• Exercise brief
Quote every one of the records below verbatim, line by line, with no changes.

• Input data
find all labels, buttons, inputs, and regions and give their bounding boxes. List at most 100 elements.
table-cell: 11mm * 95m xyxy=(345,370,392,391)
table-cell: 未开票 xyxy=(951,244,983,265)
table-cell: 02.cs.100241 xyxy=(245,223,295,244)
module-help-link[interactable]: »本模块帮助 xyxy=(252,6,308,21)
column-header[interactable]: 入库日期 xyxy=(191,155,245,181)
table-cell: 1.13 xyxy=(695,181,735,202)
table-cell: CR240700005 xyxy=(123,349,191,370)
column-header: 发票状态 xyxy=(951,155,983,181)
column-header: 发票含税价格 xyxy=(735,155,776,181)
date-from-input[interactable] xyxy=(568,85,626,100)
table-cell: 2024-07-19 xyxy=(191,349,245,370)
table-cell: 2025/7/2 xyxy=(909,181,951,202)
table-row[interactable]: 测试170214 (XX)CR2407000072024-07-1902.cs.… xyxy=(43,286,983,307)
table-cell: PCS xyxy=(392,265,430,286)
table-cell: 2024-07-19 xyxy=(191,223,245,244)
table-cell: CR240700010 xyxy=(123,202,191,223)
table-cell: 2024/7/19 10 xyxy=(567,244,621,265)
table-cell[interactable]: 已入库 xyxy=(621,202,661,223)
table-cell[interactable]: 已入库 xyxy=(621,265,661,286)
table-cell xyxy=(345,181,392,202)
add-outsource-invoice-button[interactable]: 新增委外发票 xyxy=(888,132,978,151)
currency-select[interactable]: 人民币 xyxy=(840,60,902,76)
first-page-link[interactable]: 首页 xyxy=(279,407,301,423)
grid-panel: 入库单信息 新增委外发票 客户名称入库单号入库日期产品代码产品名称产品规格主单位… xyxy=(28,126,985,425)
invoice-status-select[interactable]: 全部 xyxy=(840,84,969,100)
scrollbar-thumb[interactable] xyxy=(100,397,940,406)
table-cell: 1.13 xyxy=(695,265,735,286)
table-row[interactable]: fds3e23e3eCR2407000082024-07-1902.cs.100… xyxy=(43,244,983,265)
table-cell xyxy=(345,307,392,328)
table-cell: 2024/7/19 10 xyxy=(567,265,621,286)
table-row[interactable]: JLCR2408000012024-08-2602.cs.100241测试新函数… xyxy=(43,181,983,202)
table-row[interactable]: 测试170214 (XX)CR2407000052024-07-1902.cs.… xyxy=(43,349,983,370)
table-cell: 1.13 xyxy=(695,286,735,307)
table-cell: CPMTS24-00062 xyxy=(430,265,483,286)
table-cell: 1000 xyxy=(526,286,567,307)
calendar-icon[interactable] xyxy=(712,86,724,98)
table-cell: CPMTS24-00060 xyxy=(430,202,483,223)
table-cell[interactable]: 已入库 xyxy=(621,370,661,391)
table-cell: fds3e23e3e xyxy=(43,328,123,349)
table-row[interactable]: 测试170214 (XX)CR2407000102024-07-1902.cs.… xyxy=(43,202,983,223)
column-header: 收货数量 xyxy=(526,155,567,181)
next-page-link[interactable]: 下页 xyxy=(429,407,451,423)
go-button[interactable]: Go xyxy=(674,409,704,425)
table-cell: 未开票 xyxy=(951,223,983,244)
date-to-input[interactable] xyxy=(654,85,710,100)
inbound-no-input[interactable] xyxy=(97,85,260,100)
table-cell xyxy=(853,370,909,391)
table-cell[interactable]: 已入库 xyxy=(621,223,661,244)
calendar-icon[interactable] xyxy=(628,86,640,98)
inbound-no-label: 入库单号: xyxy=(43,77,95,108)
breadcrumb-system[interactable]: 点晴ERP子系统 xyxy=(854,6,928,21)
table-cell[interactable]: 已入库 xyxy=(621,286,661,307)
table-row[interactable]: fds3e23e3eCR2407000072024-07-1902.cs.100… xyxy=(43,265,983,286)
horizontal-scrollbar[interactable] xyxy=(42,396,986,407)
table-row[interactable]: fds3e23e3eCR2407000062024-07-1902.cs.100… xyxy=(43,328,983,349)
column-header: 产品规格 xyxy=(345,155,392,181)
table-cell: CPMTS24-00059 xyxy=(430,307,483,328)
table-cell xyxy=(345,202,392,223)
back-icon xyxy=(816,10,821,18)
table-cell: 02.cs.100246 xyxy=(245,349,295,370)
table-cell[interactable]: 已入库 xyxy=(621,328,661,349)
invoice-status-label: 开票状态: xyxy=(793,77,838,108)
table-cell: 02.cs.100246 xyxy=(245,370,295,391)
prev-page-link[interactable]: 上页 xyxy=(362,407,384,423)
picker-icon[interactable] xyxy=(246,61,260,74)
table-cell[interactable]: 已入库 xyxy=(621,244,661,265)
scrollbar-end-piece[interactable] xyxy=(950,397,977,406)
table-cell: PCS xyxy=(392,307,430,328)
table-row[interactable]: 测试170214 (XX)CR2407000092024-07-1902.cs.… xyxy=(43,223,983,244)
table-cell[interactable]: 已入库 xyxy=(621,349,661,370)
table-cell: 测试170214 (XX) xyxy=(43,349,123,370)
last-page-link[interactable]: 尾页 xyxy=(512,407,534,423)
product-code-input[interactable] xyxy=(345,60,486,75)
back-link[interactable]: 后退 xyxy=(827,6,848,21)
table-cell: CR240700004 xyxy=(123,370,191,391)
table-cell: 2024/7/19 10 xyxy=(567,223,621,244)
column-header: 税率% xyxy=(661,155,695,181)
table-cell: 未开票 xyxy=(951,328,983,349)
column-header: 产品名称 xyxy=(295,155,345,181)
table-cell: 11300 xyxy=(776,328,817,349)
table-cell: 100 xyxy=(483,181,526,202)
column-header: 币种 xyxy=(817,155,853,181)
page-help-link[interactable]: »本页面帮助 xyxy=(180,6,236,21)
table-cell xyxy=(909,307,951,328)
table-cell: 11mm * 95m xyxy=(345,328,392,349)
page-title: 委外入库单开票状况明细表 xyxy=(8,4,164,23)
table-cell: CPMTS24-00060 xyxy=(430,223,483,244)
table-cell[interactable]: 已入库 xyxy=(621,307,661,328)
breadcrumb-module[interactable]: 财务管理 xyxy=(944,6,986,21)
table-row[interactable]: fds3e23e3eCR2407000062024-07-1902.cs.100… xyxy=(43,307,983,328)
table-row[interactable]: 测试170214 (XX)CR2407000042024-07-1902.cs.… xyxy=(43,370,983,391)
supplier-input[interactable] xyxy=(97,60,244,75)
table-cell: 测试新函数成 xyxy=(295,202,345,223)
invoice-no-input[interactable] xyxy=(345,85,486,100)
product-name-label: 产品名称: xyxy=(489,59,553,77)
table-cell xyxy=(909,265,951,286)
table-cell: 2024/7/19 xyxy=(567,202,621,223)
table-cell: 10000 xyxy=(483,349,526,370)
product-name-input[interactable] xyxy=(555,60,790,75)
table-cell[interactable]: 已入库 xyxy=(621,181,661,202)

• Expected answer
find all labels, buttons, inputs, and regions and give their bounding boxes. List at most 100 elements.
table-cell: 11mm * 95m xyxy=(345,370,392,391)
table-cell: 未开票 xyxy=(951,244,983,265)
table-cell: 02.cs.100241 xyxy=(245,223,295,244)
module-help-link[interactable]: »本模块帮助 xyxy=(252,6,308,21)
column-header[interactable]: 入库日期 xyxy=(191,155,245,181)
table-cell: 1.13 xyxy=(695,181,735,202)
table-cell: CR240700005 xyxy=(123,349,191,370)
column-header: 发票状态 xyxy=(951,155,983,181)
column-header: 发票含税价格 xyxy=(735,155,776,181)
date-from-input[interactable] xyxy=(568,85,626,100)
table-cell: 2024-07-19 xyxy=(191,349,245,370)
table-cell: 2025/7/2 xyxy=(909,181,951,202)
table-row[interactable]: 测试170214 (XX)CR2407000072024-07-1902.cs.… xyxy=(43,286,983,307)
table-cell: PCS xyxy=(392,265,430,286)
table-cell: 2024-07-19 xyxy=(191,223,245,244)
table-cell: CR240700010 xyxy=(123,202,191,223)
table-cell: 2024/7/19 10 xyxy=(567,244,621,265)
table-cell[interactable]: 已入库 xyxy=(621,202,661,223)
table-cell[interactable]: 已入库 xyxy=(621,265,661,286)
table-cell xyxy=(345,181,392,202)
add-outsource-invoice-button[interactable]: 新增委外发票 xyxy=(888,132,978,151)
currency-select[interactable]: 人民币 xyxy=(840,60,902,76)
first-page-link[interactable]: 首页 xyxy=(279,407,301,423)
grid-panel: 入库单信息 新增委外发票 客户名称入库单号入库日期产品代码产品名称产品规格主单位… xyxy=(28,126,985,425)
invoice-status-select[interactable]: 全部 xyxy=(840,84,969,100)
scrollbar-thumb[interactable] xyxy=(100,397,940,406)
table-cell: 1.13 xyxy=(695,265,735,286)
table-row[interactable]: fds3e23e3eCR2407000082024-07-1902.cs.100… xyxy=(43,244,983,265)
table-cell xyxy=(345,307,392,328)
table-cell: 2024/7/19 10 xyxy=(567,265,621,286)
table-row[interactable]: JLCR2408000012024-08-2602.cs.100241测试新函数… xyxy=(43,181,983,202)
table-row[interactable]: 测试170214 (XX)CR2407000052024-07-1902.cs.… xyxy=(43,349,983,370)
table-cell: 1.13 xyxy=(695,286,735,307)
table-cell: CPMTS24-00062 xyxy=(430,265,483,286)
table-cell: 1000 xyxy=(526,286,567,307)
calendar-icon[interactable] xyxy=(712,86,724,98)
table-cell: CPMTS24-00060 xyxy=(430,202,483,223)
table-cell[interactable]: 已入库 xyxy=(621,370,661,391)
table-cell: fds3e23e3e xyxy=(43,328,123,349)
table-row[interactable]: 测试170214 (XX)CR2407000102024-07-1902.cs.… xyxy=(43,202,983,223)
column-header: 收货数量 xyxy=(526,155,567,181)
next-page-link[interactable]: 下页 xyxy=(429,407,451,423)
go-button[interactable]: Go xyxy=(674,409,704,425)
table-cell: 未开票 xyxy=(951,223,983,244)
date-to-input[interactable] xyxy=(654,85,710,100)
inbound-no-input[interactable] xyxy=(97,85,260,100)
table-cell xyxy=(853,370,909,391)
table-cell[interactable]: 已入库 xyxy=(621,223,661,244)
calendar-icon[interactable] xyxy=(628,86,640,98)
inbound-no-label: 入库单号: xyxy=(43,77,95,108)
breadcrumb-system[interactable]: 点晴ERP子系统 xyxy=(854,6,928,21)
table-cell[interactable]: 已入库 xyxy=(621,286,661,307)
table-row[interactable]: fds3e23e3eCR2407000072024-07-1902.cs.100… xyxy=(43,265,983,286)
horizontal-scrollbar[interactable] xyxy=(42,396,986,407)
table-row[interactable]: fds3e23e3eCR2407000062024-07-1902.cs.100… xyxy=(43,328,983,349)
column-header: 产品规格 xyxy=(345,155,392,181)
table-cell: CPMTS24-00059 xyxy=(430,307,483,328)
table-cell xyxy=(345,202,392,223)
back-icon xyxy=(816,10,821,18)
table-cell: 02.cs.100246 xyxy=(245,349,295,370)
table-cell[interactable]: 已入库 xyxy=(621,328,661,349)
invoice-status-label: 开票状态: xyxy=(793,77,838,108)
table-cell: 02.cs.100246 xyxy=(245,370,295,391)
prev-page-link[interactable]: 上页 xyxy=(362,407,384,423)
picker-icon[interactable] xyxy=(246,61,260,74)
table-cell[interactable]: 已入库 xyxy=(621,244,661,265)
scrollbar-end-piece[interactable] xyxy=(950,397,977,406)
table-cell: PCS xyxy=(392,307,430,328)
table-row[interactable]: 测试170214 (XX)CR2407000092024-07-1902.cs.… xyxy=(43,223,983,244)
table-cell[interactable]: 已入库 xyxy=(621,349,661,370)
table-cell: 测试170214 (XX) xyxy=(43,349,123,370)
last-page-link[interactable]: 尾页 xyxy=(512,407,534,423)
product-code-input[interactable] xyxy=(345,60,486,75)
back-link[interactable]: 后退 xyxy=(827,6,848,21)
table-cell: CR240700004 xyxy=(123,370,191,391)
table-cell: 2024/7/19 10 xyxy=(567,223,621,244)
column-header: 税率% xyxy=(661,155,695,181)
table-cell: 未开票 xyxy=(951,328,983,349)
column-header: 产品名称 xyxy=(295,155,345,181)
table-cell: 11300 xyxy=(776,328,817,349)
table-cell: 100 xyxy=(483,181,526,202)
column-header: 币种 xyxy=(817,155,853,181)
page-help-link[interactable]: »本页面帮助 xyxy=(180,6,236,21)
table-cell xyxy=(909,307,951,328)
table-cell: 11mm * 95m xyxy=(345,328,392,349)
page-title: 委外入库单开票状况明细表 xyxy=(8,4,164,23)
table-cell: CPMTS24-00060 xyxy=(430,223,483,244)
table-cell[interactable]: 已入库 xyxy=(621,307,661,328)
breadcrumb-module[interactable]: 财务管理 xyxy=(944,6,986,21)
table-row[interactable]: fds3e23e3eCR2407000062024-07-1902.cs.100… xyxy=(43,307,983,328)
table-row[interactable]: 测试170214 (XX)CR2407000042024-07-1902.cs.… xyxy=(43,370,983,391)
supplier-input[interactable] xyxy=(97,60,244,75)
table-cell: 测试新函数成 xyxy=(295,202,345,223)
invoice-no-input[interactable] xyxy=(345,85,486,100)
product-name-label: 产品名称: xyxy=(489,59,553,77)
table-cell xyxy=(909,265,951,286)
table-cell: 2024/7/19 xyxy=(567,202,621,223)
table-cell: 10000 xyxy=(483,349,526,370)
product-name-input[interactable] xyxy=(555,60,790,75)
table-cell[interactable]: 已入库 xyxy=(621,181,661,202)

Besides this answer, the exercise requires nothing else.